→ What this task involves
Identify and pull out each line of the entries in which "likelihood" occurs.
— BEGIN Entries supplied —
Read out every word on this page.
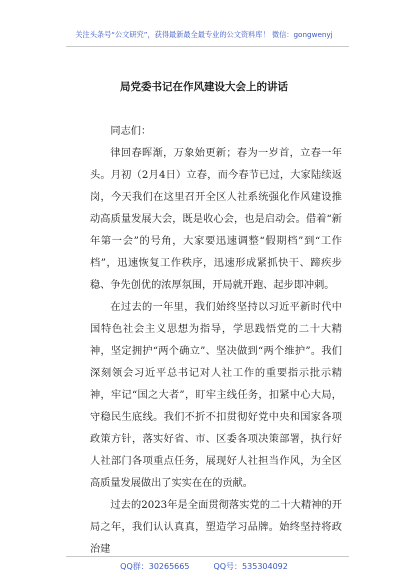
关注头条号“公文研究”，获得最新最全最专业的公文资料库！ 微信：gongwenyj
局党委书记在作风建设大会上的讲话

同志们：

律回春晖渐，万象始更新；春为一岁首，立春一年头。月初（2月4日）立春，而今春节已过，大家陆续返岗，今天我们在这里召开全区人社系统强化作风建设推动高质量发展大会，既是收心会，也是启动会。借着“新年第一会”的号角，大家要迅速调整“假期档”到“工作档”，迅速恢复工作秩序，迅速形成紧抓快干、蹄疾步稳、争先创优的浓厚氛围，开局就开跑、起步即冲刺。

在过去的一年里，我们始终坚持以习近平新时代中国特色社会主义思想为指导，学思践悟党的二十大精神，坚定拥护“两个确立”、坚决做到“两个维护”。我们深刻领会习近平总书记对人社工作的重要指示批示精神，牢记“国之大者”，盯牢主线任务，扣紧中心大局，守稳民生底线。我们不折不扣贯彻好党中央和国家各项政策方针，落实好省、市、区委各项决策部署，执行好人社部门各项重点任务，展现好人社担当作风，为全区高质量发展做出了实实在在的贡献。

过去的2023年是全面贯彻落实党的二十大精神的开局之年，我们认认真真，塑造学习品牌。始终坚持将政治建

QQ群：30265665	QQ号：535304092
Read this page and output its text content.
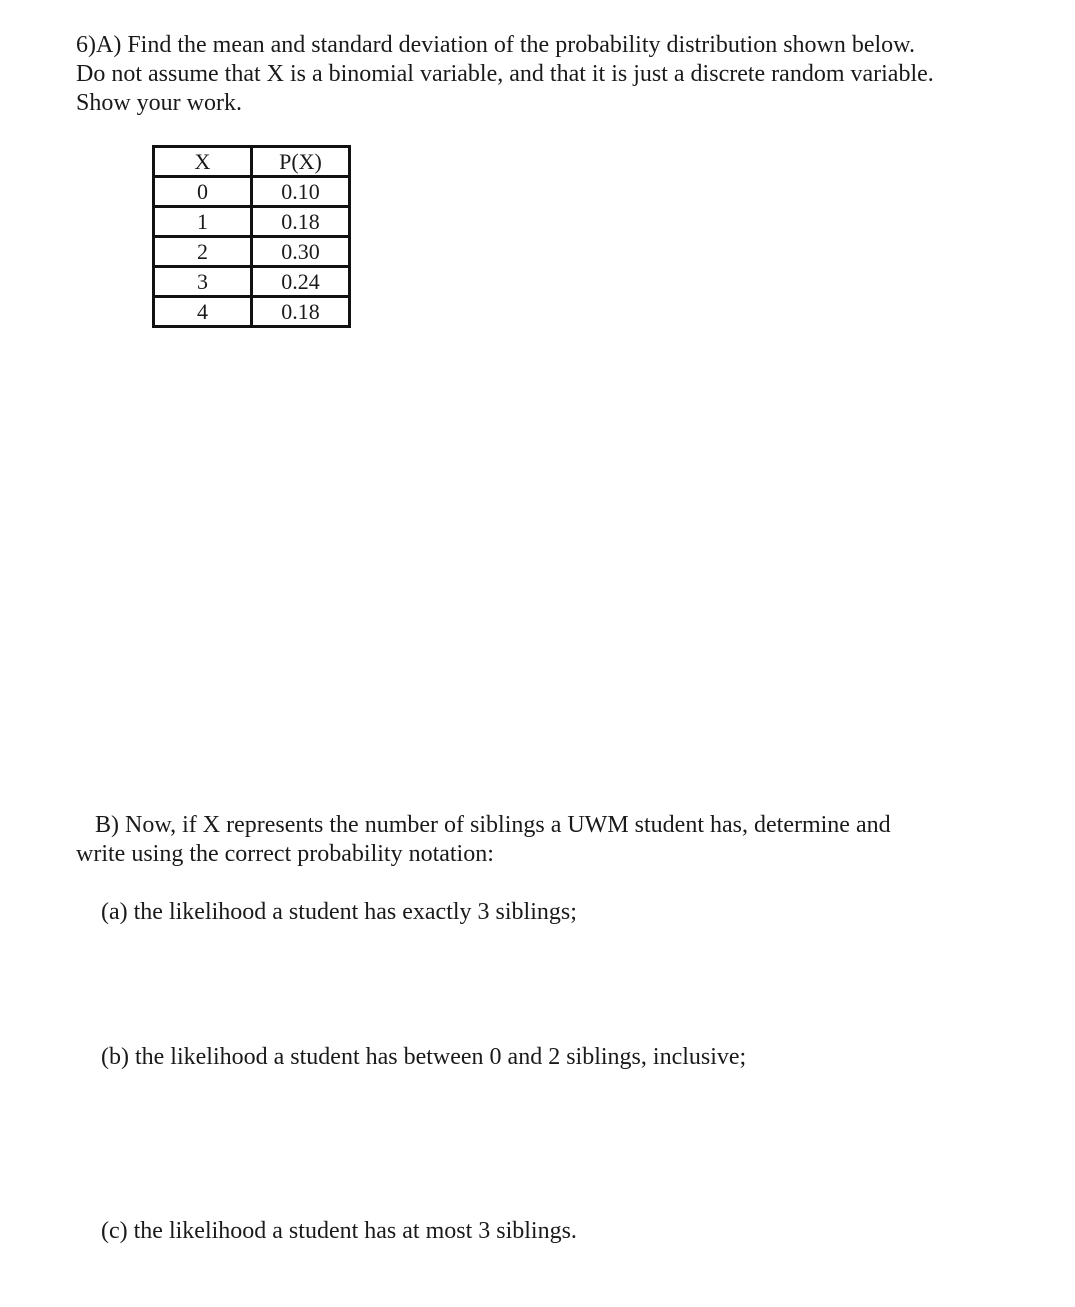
6)A) Find the mean and standard deviation of the probability distribution shown below.

Do not assume that X is a binomial variable, and that it is just a discrete random variable.

Show your work.

X	P(X)
0	0.10
1	0.18
2	0.30
3	0.24
4	0.18

B) Now, if X represents the number of siblings a UWM student has, determine and

write using the correct probability notation:

(a) the likelihood a student has exactly 3 siblings;

(b) the likelihood a student has between 0 and 2 siblings, inclusive;

(c) the likelihood a student has at most 3 siblings.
— END Entries supplied —
→ Task solution
(a) the likelihood a student has exactly 3 siblings;
(b) the likelihood a student has between 0 and 2 siblings, inclusive;
(c) the likelihood a student has at most 3 siblings.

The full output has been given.